[Some records]
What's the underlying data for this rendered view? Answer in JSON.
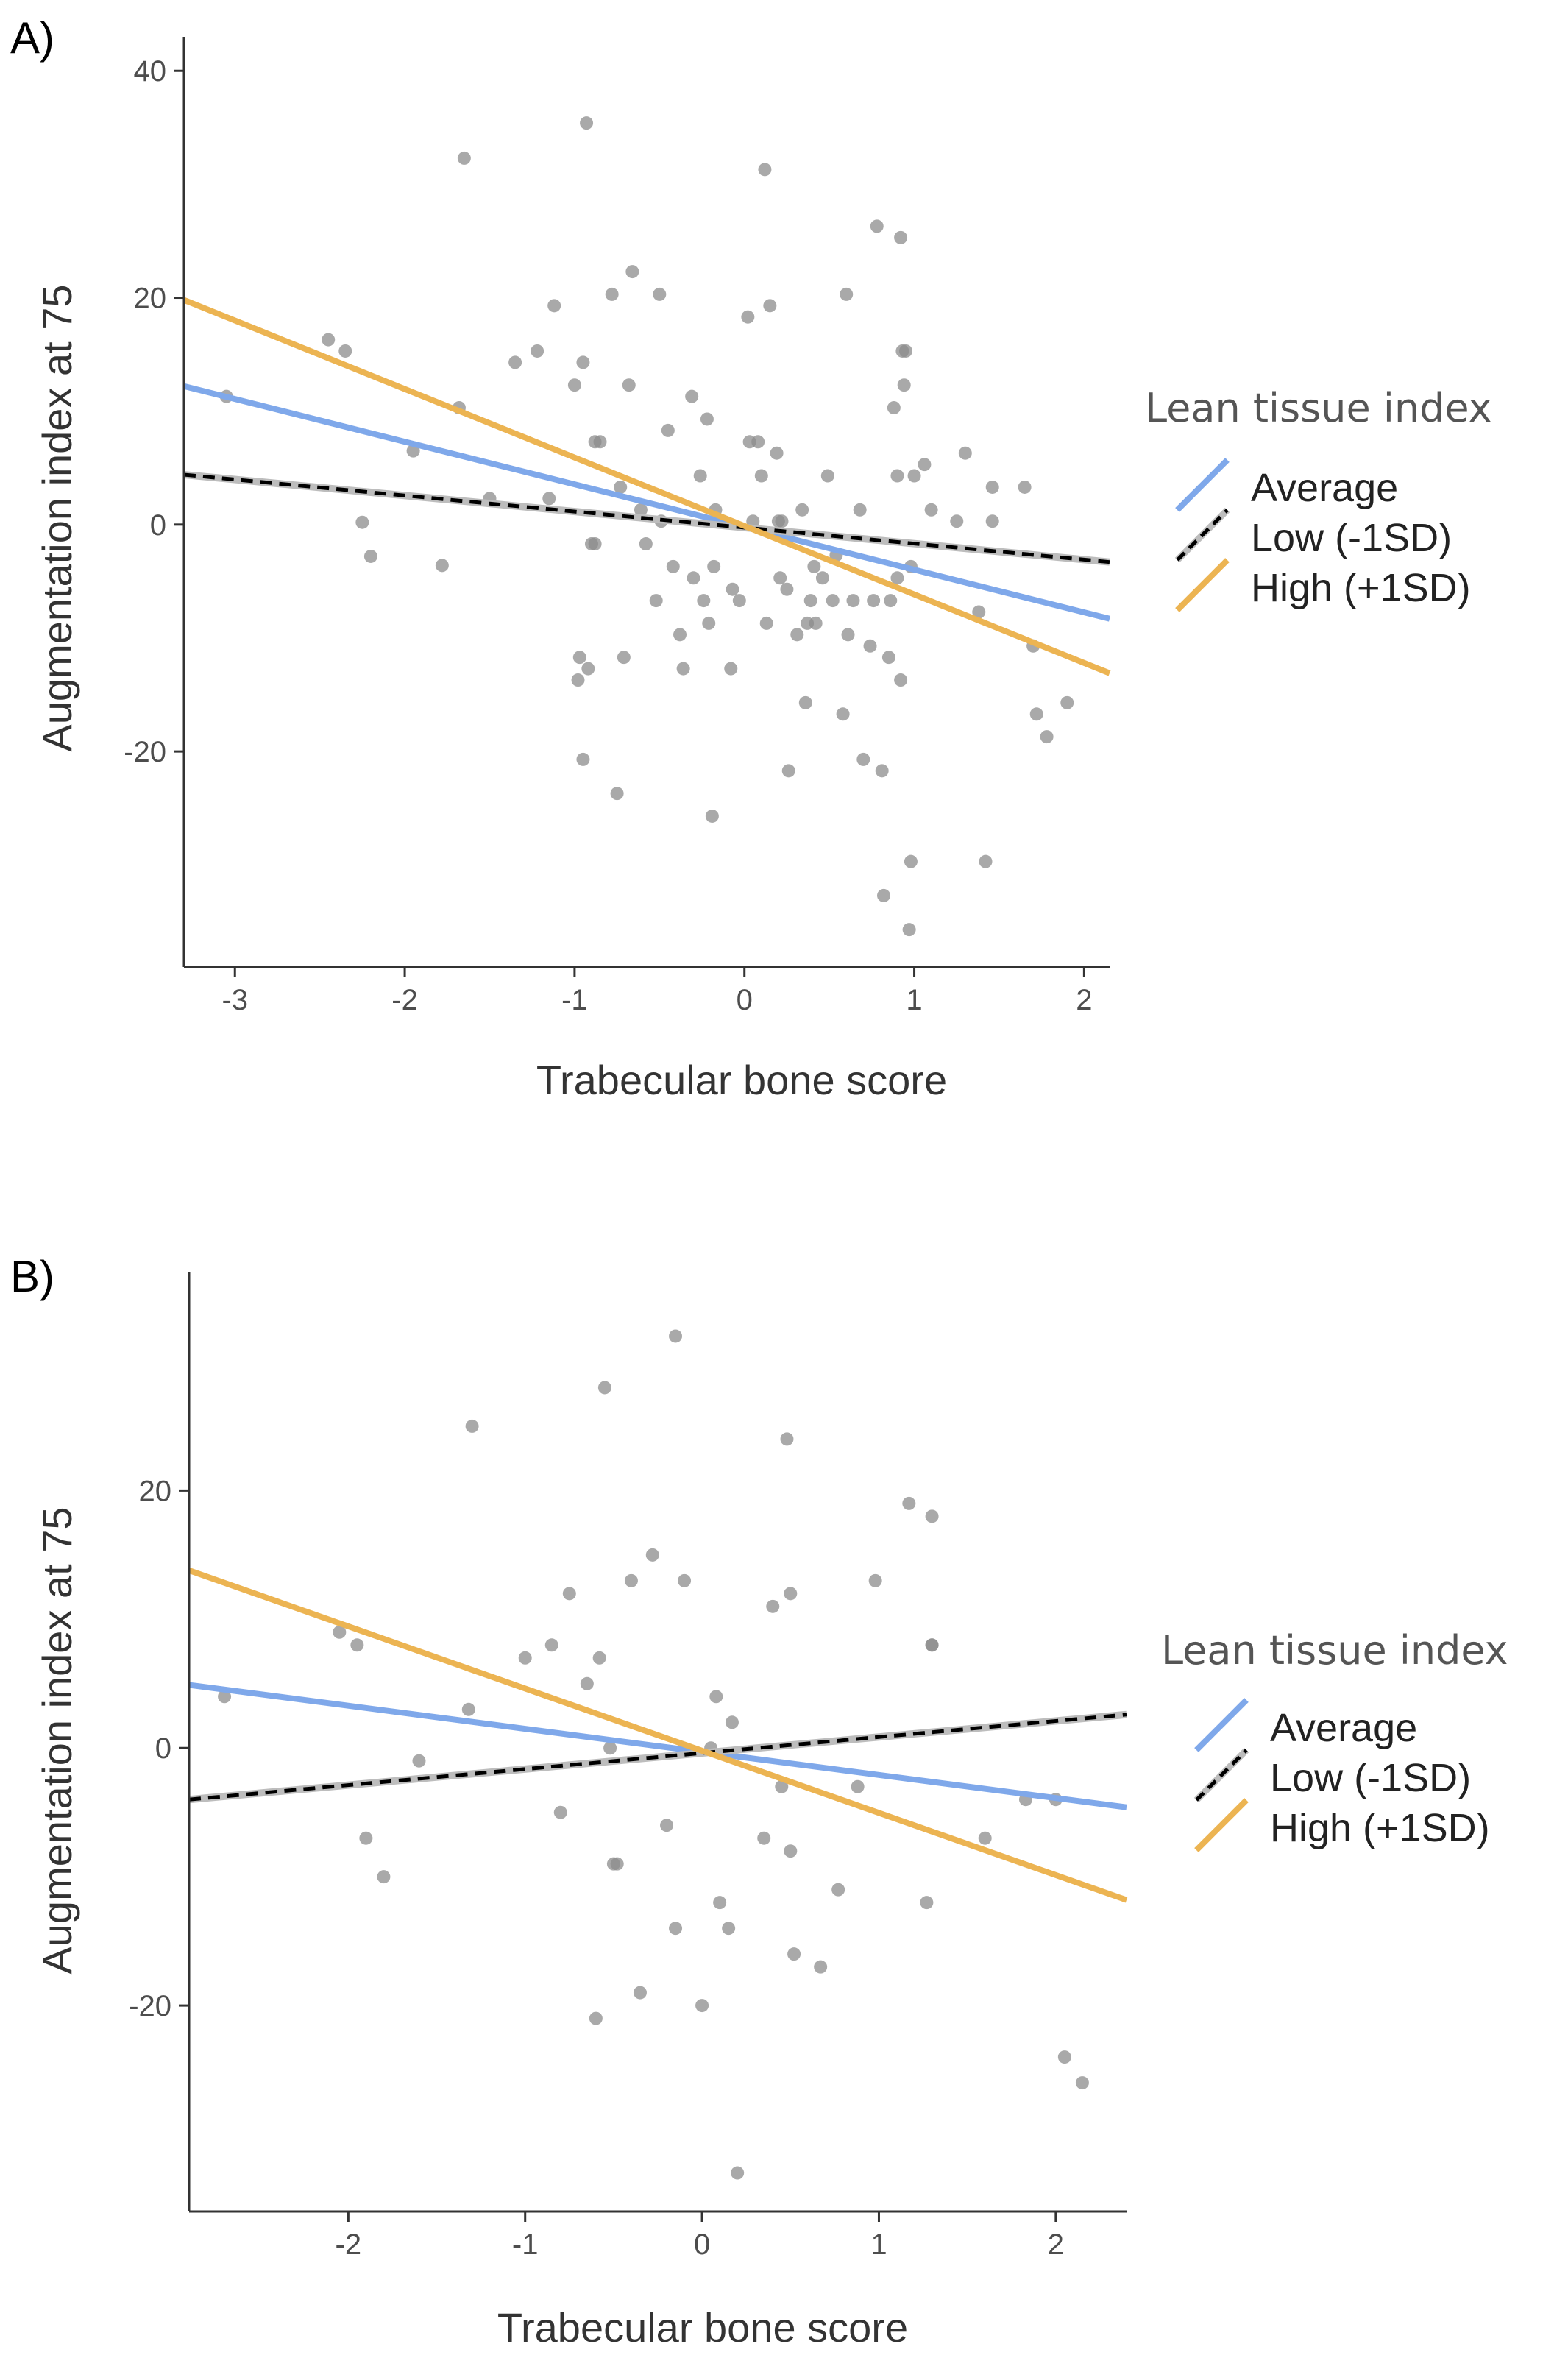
{
  "chart_data": [
    {
      "panel": "A)",
      "type": "scatter",
      "title": "",
      "xlabel": "Trabecular bone score",
      "ylabel": "Augmentation index at 75",
      "xlim": [
        -3.3,
        2.15
      ],
      "ylim": [
        -39,
        43
      ],
      "xticks": [
        -3,
        -2,
        -1,
        0,
        1,
        2
      ],
      "yticks": [
        -20,
        0,
        20,
        40
      ],
      "grid": false,
      "legend": {
        "title": "Lean tissue index",
        "placement": "right",
        "entries": [
          {
            "label": "Average",
            "color": "#7fa8ea",
            "style": "solid"
          },
          {
            "label": "Low (-1SD)",
            "color": "#000000",
            "style": "dashed"
          },
          {
            "label": "High (+1SD)",
            "color": "#ecb452",
            "style": "solid"
          }
        ]
      },
      "series": [
        {
          "name": "Average",
          "x": [
            -3.3,
            2.15
          ],
          "y": [
            12.2,
            -8.3
          ]
        },
        {
          "name": "Low (-1SD)",
          "x": [
            -3.3,
            2.15
          ],
          "y": [
            4.4,
            -3.3
          ]
        },
        {
          "name": "High (+1SD)",
          "x": [
            -3.3,
            2.15
          ],
          "y": [
            19.8,
            -13.1
          ]
        }
      ],
      "points": [
        [
          -3.05,
          11.3
        ],
        [
          -2.45,
          16.3
        ],
        [
          -2.35,
          15.3
        ],
        [
          -2.25,
          0.2
        ],
        [
          -2.2,
          -2.8
        ],
        [
          -1.95,
          6.5
        ],
        [
          -1.78,
          -3.6
        ],
        [
          -1.68,
          10.3
        ],
        [
          -1.65,
          32.3
        ],
        [
          -1.5,
          2.3
        ],
        [
          -1.35,
          14.3
        ],
        [
          -1.22,
          15.3
        ],
        [
          -1.15,
          2.3
        ],
        [
          -1.12,
          19.3
        ],
        [
          -1.0,
          12.3
        ],
        [
          -0.98,
          -13.7
        ],
        [
          -0.97,
          -11.7
        ],
        [
          -0.95,
          -20.7
        ],
        [
          -0.95,
          14.3
        ],
        [
          -0.93,
          35.4
        ],
        [
          -0.92,
          -12.7
        ],
        [
          -0.9,
          -1.7
        ],
        [
          -0.88,
          7.3
        ],
        [
          -0.88,
          -1.7
        ],
        [
          -0.85,
          7.3
        ],
        [
          -0.78,
          20.3
        ],
        [
          -0.75,
          -23.7
        ],
        [
          -0.73,
          3.3
        ],
        [
          -0.71,
          -11.7
        ],
        [
          -0.68,
          12.3
        ],
        [
          -0.66,
          22.3
        ],
        [
          -0.61,
          1.3
        ],
        [
          -0.58,
          -1.7
        ],
        [
          -0.52,
          -6.7
        ],
        [
          -0.5,
          20.3
        ],
        [
          -0.49,
          0.3
        ],
        [
          -0.45,
          8.3
        ],
        [
          -0.42,
          -3.7
        ],
        [
          -0.38,
          -9.7
        ],
        [
          -0.36,
          -12.7
        ],
        [
          -0.31,
          11.3
        ],
        [
          -0.3,
          -4.7
        ],
        [
          -0.26,
          4.3
        ],
        [
          -0.24,
          -6.7
        ],
        [
          -0.22,
          9.3
        ],
        [
          -0.21,
          -8.7
        ],
        [
          -0.19,
          -25.7
        ],
        [
          -0.18,
          -3.7
        ],
        [
          -0.17,
          1.3
        ],
        [
          -0.08,
          -12.7
        ],
        [
          -0.07,
          -5.7
        ],
        [
          -0.03,
          -6.7
        ],
        [
          0.02,
          18.3
        ],
        [
          0.03,
          7.3
        ],
        [
          0.05,
          0.3
        ],
        [
          0.08,
          7.3
        ],
        [
          0.1,
          4.3
        ],
        [
          0.12,
          31.3
        ],
        [
          0.13,
          -8.7
        ],
        [
          0.15,
          19.3
        ],
        [
          0.19,
          6.3
        ],
        [
          0.2,
          0.3
        ],
        [
          0.21,
          -4.7
        ],
        [
          0.22,
          0.3
        ],
        [
          0.25,
          -5.7
        ],
        [
          0.26,
          -21.7
        ],
        [
          0.31,
          -9.7
        ],
        [
          0.34,
          1.3
        ],
        [
          0.36,
          -15.7
        ],
        [
          0.37,
          -8.7
        ],
        [
          0.39,
          -6.7
        ],
        [
          0.41,
          -3.7
        ],
        [
          0.42,
          -8.7
        ],
        [
          0.46,
          -4.7
        ],
        [
          0.49,
          4.3
        ],
        [
          0.52,
          -6.7
        ],
        [
          0.54,
          -2.7
        ],
        [
          0.58,
          -16.7
        ],
        [
          0.6,
          20.3
        ],
        [
          0.61,
          -9.7
        ],
        [
          0.64,
          -6.7
        ],
        [
          0.68,
          1.3
        ],
        [
          0.7,
          -20.7
        ],
        [
          0.74,
          -10.7
        ],
        [
          0.76,
          -6.7
        ],
        [
          0.78,
          26.3
        ],
        [
          0.81,
          -21.7
        ],
        [
          0.82,
          -32.7
        ],
        [
          0.85,
          -11.7
        ],
        [
          0.86,
          -6.7
        ],
        [
          0.88,
          10.3
        ],
        [
          0.9,
          -4.7
        ],
        [
          0.9,
          4.3
        ],
        [
          0.92,
          25.3
        ],
        [
          0.92,
          -13.7
        ],
        [
          0.93,
          15.3
        ],
        [
          0.94,
          12.3
        ],
        [
          0.95,
          15.3
        ],
        [
          0.97,
          -35.7
        ],
        [
          0.98,
          -29.7
        ],
        [
          0.98,
          -3.7
        ],
        [
          1.0,
          4.3
        ],
        [
          1.06,
          5.3
        ],
        [
          1.1,
          1.3
        ],
        [
          1.25,
          0.3
        ],
        [
          1.3,
          6.3
        ],
        [
          1.38,
          -7.7
        ],
        [
          1.42,
          -29.7
        ],
        [
          1.46,
          3.3
        ],
        [
          1.46,
          0.3
        ],
        [
          1.65,
          3.3
        ],
        [
          1.7,
          -10.7
        ],
        [
          1.72,
          -16.7
        ],
        [
          1.78,
          -18.7
        ],
        [
          1.9,
          -15.7
        ]
      ]
    },
    {
      "panel": "B)",
      "type": "scatter",
      "title": "",
      "xlabel": "Trabecular bone score",
      "ylabel": "Augmentation index at 75",
      "xlim": [
        -2.9,
        2.4
      ],
      "ylim": [
        -36,
        37
      ],
      "xticks": [
        -2,
        -1,
        0,
        1,
        2
      ],
      "yticks": [
        -20,
        0,
        20
      ],
      "grid": false,
      "legend": {
        "title": "Lean tissue index",
        "placement": "right",
        "entries": [
          {
            "label": "Average",
            "color": "#7fa8ea",
            "style": "solid"
          },
          {
            "label": "Low (-1SD)",
            "color": "#000000",
            "style": "dashed"
          },
          {
            "label": "High (+1SD)",
            "color": "#ecb452",
            "style": "solid"
          }
        ]
      },
      "series": [
        {
          "name": "Average",
          "x": [
            -2.9,
            2.4
          ],
          "y": [
            4.9,
            -4.6
          ]
        },
        {
          "name": "Low (-1SD)",
          "x": [
            -2.9,
            2.4
          ],
          "y": [
            -4.0,
            2.6
          ]
        },
        {
          "name": "High (+1SD)",
          "x": [
            -2.9,
            2.4
          ],
          "y": [
            13.8,
            -11.8
          ]
        }
      ],
      "points": [
        [
          -2.7,
          4.0
        ],
        [
          -2.05,
          9.0
        ],
        [
          -1.95,
          8.0
        ],
        [
          -1.9,
          -7.0
        ],
        [
          -1.8,
          -10.0
        ],
        [
          -1.6,
          -1.0
        ],
        [
          -1.3,
          25.0
        ],
        [
          -1.32,
          3.0
        ],
        [
          -1.0,
          7.0
        ],
        [
          -0.85,
          8.0
        ],
        [
          -0.8,
          -5.0
        ],
        [
          -0.75,
          12.0
        ],
        [
          -0.65,
          5.0
        ],
        [
          -0.6,
          -21.0
        ],
        [
          -0.58,
          7.0
        ],
        [
          -0.55,
          28.0
        ],
        [
          -0.5,
          -9.0
        ],
        [
          -0.52,
          0.0
        ],
        [
          -0.48,
          -9.0
        ],
        [
          -0.4,
          13.0
        ],
        [
          -0.35,
          -19.0
        ],
        [
          -0.28,
          15.0
        ],
        [
          -0.2,
          -6.0
        ],
        [
          -0.15,
          -14.0
        ],
        [
          -0.15,
          32.0
        ],
        [
          -0.1,
          13.0
        ],
        [
          0.0,
          -20.0
        ],
        [
          0.05,
          0.0
        ],
        [
          0.08,
          4.0
        ],
        [
          0.1,
          -12.0
        ],
        [
          0.15,
          -14.0
        ],
        [
          0.17,
          2.0
        ],
        [
          0.2,
          -33.0
        ],
        [
          0.35,
          -7.0
        ],
        [
          0.4,
          11.0
        ],
        [
          0.45,
          -3.0
        ],
        [
          0.48,
          24.0
        ],
        [
          0.5,
          12.0
        ],
        [
          0.5,
          -8.0
        ],
        [
          0.52,
          -16.0
        ],
        [
          0.67,
          -17.0
        ],
        [
          0.77,
          -11.0
        ],
        [
          0.88,
          -3.0
        ],
        [
          0.98,
          13.0
        ],
        [
          1.17,
          19.0
        ],
        [
          1.27,
          -12.0
        ],
        [
          1.3,
          8.0
        ],
        [
          1.3,
          18.0
        ],
        [
          1.3,
          8.0
        ],
        [
          1.6,
          -7.0
        ],
        [
          1.83,
          -4.0
        ],
        [
          2.0,
          -4.0
        ],
        [
          2.05,
          -24.0
        ],
        [
          2.15,
          -26.0
        ]
      ]
    }
  ]
}
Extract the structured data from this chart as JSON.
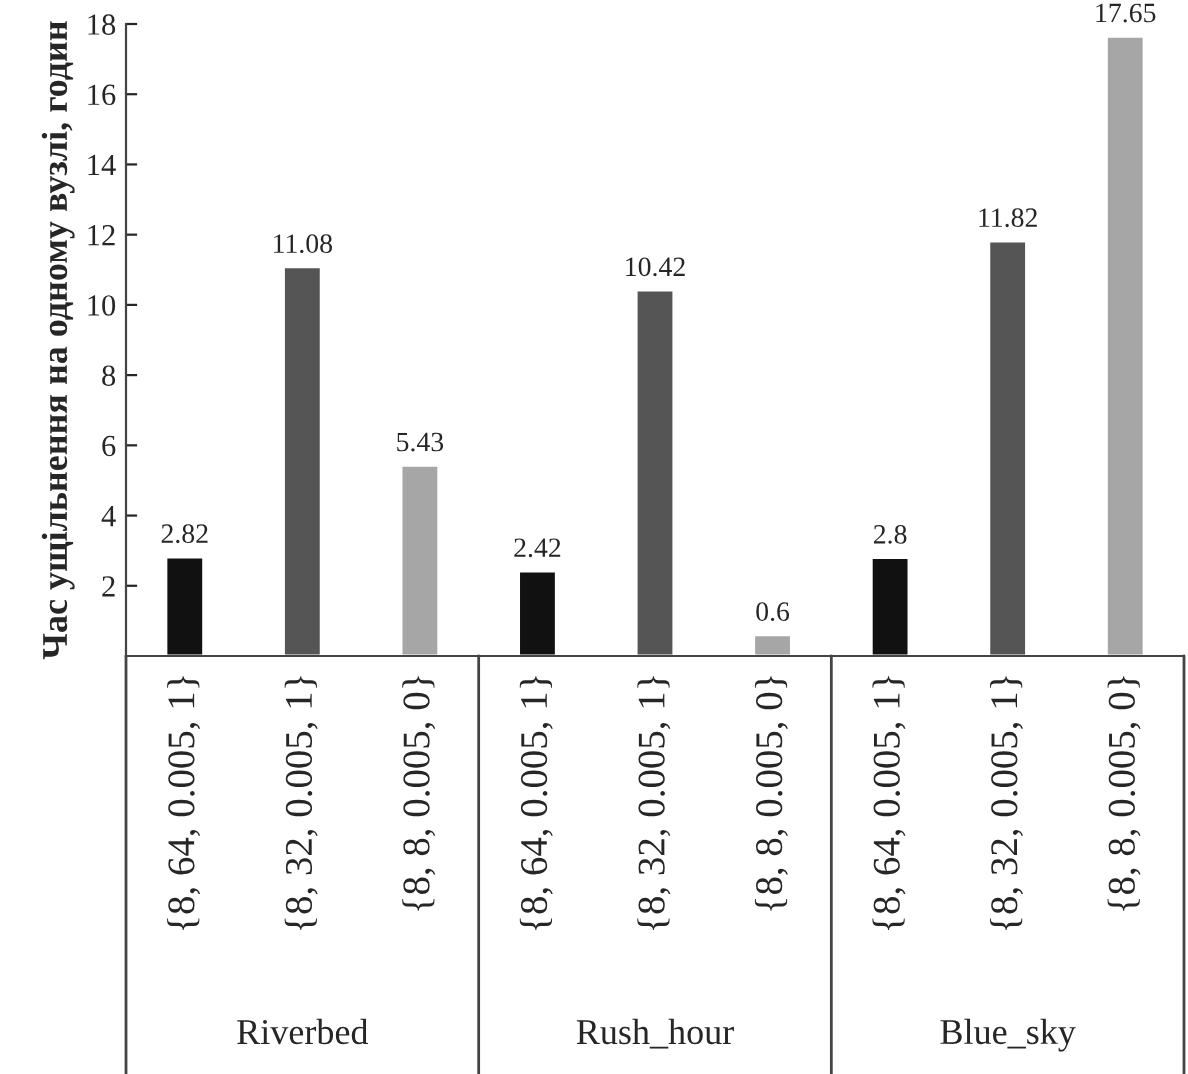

**Exercise goal:** Copy every line above that includes the string "this".

**Written answer:**
What's the underlying data for this rendered view? Answer in JSON.
Extract the structured data from this chart as JSON.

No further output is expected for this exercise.